Please select every line of the items below that contains the string "legend", matching case exactly.

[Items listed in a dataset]
(begin)
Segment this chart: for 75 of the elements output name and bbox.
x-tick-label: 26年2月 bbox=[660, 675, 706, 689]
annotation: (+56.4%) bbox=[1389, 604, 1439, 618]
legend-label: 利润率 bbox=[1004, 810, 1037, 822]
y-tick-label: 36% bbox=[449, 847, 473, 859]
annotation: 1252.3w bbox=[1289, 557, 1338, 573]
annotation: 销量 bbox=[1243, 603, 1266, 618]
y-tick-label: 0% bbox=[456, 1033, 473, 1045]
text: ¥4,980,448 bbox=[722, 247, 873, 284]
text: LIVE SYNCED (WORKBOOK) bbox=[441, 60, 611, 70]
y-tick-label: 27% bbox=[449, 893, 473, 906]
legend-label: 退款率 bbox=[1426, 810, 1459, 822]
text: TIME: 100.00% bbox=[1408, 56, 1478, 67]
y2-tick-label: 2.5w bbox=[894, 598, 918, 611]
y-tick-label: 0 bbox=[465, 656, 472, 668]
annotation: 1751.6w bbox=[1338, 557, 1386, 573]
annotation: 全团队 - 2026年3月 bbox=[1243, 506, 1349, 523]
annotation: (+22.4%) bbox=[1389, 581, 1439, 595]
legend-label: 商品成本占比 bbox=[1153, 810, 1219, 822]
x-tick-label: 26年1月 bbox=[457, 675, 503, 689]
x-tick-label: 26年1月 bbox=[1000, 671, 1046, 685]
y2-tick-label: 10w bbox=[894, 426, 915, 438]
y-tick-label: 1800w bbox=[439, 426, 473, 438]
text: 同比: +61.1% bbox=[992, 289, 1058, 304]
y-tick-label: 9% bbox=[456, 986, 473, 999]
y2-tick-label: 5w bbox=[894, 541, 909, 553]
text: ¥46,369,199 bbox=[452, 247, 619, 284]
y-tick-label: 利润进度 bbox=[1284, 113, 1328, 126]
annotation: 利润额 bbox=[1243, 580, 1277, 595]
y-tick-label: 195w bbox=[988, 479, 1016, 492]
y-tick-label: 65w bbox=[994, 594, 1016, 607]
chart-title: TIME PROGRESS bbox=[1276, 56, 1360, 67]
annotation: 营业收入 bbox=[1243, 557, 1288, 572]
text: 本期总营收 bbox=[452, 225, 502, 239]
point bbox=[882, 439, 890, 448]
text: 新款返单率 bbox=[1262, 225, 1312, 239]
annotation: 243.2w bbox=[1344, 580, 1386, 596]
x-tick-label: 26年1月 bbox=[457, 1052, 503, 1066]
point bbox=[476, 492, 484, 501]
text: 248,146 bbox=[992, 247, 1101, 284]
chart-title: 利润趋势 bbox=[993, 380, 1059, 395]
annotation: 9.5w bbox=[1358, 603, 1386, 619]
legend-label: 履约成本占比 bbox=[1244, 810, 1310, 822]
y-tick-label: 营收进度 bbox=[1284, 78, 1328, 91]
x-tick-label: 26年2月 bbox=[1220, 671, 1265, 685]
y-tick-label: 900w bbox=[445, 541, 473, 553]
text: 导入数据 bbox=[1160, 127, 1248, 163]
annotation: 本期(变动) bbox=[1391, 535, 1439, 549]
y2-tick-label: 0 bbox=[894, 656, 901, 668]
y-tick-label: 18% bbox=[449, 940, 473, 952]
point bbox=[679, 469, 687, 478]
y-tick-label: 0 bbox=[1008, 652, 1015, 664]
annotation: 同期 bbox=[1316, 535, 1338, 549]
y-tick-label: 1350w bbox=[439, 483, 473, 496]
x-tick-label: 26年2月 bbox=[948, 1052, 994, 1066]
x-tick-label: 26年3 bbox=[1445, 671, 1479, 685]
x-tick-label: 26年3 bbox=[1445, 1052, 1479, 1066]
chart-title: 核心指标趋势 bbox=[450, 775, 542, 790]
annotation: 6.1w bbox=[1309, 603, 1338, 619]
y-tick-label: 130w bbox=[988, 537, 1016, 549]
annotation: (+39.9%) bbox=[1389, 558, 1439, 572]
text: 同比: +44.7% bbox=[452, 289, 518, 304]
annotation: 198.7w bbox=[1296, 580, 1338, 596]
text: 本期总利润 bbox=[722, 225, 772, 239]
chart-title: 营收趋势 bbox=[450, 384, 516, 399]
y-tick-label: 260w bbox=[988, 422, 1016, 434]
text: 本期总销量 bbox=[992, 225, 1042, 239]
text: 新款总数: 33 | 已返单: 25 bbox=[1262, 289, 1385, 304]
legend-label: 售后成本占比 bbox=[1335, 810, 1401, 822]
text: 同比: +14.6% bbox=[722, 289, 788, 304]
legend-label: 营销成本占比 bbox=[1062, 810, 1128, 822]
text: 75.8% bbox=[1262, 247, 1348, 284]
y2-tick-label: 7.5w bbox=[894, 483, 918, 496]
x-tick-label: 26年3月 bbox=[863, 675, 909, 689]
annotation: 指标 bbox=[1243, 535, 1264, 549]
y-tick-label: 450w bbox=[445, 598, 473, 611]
(end)
• [Final result]
legend-label: 利润率 bbox=[1004, 810, 1037, 822]
legend-label: 退款率 bbox=[1426, 810, 1459, 822]
legend-label: 商品成本占比 bbox=[1153, 810, 1219, 822]
legend-label: 履约成本占比 bbox=[1244, 810, 1310, 822]
legend-label: 售后成本占比 bbox=[1335, 810, 1401, 822]
legend-label: 营销成本占比 bbox=[1062, 810, 1128, 822]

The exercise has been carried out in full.